[[ Selected extract open ]]
Acceleration of oxidative stress-induced endothelial cell death by nitric oxide synthase dysfunction accompanied with decrease in tetrahydrobiopterin content.

The purpose of this study was to examine whether nitric oxide (NO) synthase dysfunction accompanied with decrease in tetrahydrobiopterin (BH4) content increases H2O2-induced endothelial cell death. Endothelial cell death was measured by the release of intracellular lactate dehydrogenase (LDH). Intracellular BH4 content was changed by pretreatment with 2,4-diamino-6-hydroxypyrimidine (DAHP), an inhibitor of GTP cyclohydrolase I, or pretreatment with sepiapterin, a substrate for the salvage pathway of BH4 synthesis, and the intracellular content was measured by high performance liquid chromatography equipped with a fluorescence detector. Moreover, production of superoxide was detected by a chemiluminescence technique using MCLA, a Cypridina luciferin analogue, for the superoxide-sensitive probe. Pretreatment with DAHP (10 mM) for 24 h decreased intracellular BH4 content to 14% and increased H2O2-induced cell death. The toxic effect of DAHP was reduced by co-pretreatment with sepiapterin (100 microM) or treatment with N(G)-nitro-L-arginine methyl ester (L-NAME, 1 mM), an inhibitor of NO synthase, but not by N(G)-methyl-L-arginine (L-NMA, 1 mM), the other inhibitor of NO synthase. Moreover, production of superoxide in endothelial cells induced by Ca2+-ionophore ionomycin (1 microM) increased by the pretreatment with DAHP, and the increase in superoxide production was blocked by L-NAME (1 mM) but not L-NMA (1 mM). Co-pretreatment with sepiapterin decreased the production of superoxide. These findings suggested that dysfunction of NO synthase with a decrease in BH4 content in endothelial cells produced superoxide instead of NO and increased the oxidative stress-induced endothelial cell death.
[[ Selected extract closed ]]
[[ Data for analysis open ]]
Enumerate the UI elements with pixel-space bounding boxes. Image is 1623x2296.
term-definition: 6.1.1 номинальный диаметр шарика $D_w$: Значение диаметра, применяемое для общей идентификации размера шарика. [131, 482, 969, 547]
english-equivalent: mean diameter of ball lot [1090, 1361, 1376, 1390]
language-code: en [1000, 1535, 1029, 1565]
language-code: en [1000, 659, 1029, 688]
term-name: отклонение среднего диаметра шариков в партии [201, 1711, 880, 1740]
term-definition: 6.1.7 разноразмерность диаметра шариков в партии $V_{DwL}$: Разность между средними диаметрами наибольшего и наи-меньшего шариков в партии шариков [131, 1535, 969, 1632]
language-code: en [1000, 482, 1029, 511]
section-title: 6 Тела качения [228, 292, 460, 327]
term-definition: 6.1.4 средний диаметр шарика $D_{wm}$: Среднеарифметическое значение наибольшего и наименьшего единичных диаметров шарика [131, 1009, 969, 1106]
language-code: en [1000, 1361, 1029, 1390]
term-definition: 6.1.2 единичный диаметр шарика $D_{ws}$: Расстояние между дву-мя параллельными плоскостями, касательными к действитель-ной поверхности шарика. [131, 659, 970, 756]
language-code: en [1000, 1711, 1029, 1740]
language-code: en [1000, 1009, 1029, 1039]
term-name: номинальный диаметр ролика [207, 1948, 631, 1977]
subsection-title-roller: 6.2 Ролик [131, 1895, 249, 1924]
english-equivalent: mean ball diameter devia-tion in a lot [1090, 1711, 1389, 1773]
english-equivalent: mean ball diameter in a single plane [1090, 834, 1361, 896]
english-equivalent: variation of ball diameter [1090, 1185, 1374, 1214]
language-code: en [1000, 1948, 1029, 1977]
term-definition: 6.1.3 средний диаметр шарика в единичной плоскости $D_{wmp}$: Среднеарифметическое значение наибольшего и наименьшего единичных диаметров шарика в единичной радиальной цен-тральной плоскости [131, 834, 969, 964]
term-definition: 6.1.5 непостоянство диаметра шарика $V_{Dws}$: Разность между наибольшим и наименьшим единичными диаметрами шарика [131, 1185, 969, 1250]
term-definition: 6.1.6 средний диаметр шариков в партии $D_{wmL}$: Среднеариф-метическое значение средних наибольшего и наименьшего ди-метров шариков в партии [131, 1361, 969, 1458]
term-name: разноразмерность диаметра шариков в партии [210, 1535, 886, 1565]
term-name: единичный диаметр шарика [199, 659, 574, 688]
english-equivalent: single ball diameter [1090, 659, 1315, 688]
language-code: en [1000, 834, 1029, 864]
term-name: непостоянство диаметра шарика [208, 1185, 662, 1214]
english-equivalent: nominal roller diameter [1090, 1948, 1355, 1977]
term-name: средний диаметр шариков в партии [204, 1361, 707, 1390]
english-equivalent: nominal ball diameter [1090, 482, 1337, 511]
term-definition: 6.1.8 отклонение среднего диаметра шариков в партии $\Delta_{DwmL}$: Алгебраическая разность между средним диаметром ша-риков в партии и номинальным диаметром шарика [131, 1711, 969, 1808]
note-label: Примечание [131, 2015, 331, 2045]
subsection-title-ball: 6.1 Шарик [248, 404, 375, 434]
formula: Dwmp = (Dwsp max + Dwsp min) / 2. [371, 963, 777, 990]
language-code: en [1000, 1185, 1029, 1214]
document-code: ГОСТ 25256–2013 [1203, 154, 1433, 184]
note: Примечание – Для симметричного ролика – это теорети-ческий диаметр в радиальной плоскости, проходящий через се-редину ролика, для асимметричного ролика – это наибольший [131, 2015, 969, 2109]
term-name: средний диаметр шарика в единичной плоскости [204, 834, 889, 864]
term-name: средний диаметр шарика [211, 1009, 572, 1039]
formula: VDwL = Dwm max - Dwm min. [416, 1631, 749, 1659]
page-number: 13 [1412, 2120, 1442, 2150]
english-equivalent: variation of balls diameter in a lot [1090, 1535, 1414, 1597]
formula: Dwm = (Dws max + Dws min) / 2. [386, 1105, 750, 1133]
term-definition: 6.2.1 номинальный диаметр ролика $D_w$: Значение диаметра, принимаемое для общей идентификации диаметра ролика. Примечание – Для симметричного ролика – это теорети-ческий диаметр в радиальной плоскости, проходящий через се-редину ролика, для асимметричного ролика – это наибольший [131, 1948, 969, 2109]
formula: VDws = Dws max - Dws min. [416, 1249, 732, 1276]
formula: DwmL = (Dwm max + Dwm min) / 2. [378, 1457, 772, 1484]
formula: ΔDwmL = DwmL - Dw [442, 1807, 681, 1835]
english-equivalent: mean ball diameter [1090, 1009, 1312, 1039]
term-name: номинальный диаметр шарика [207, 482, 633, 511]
[[ Data for analysis closed ]]
Required tasks.
#1 In the abstract on endothelial cell death, what did pretreatment with DAHP reduce intracellular BH4 content to?
#2 Please return the part of the abstract on endothelial cell death that opens with the words containing "Acceleration of oxidative" and closes with "in tetrahydrobiopterin content.".
#3 List every compound that the abstract on endothelial cell death describes as an inhibitor.

Responses to the tasks.
#1 14%

#2
Acceleration of oxidative stress-induced endothelial cell death by nitric oxide synthase dysfunction accompanied with decrease in tetrahydrobiopterin content.

#3 2,4-diamino-6-hydroxypyrimidine (DAHP), N(G)-nitro-L-arginine methyl ester (L-NAME), N(G)-methyl-L-arginine (L-NMA)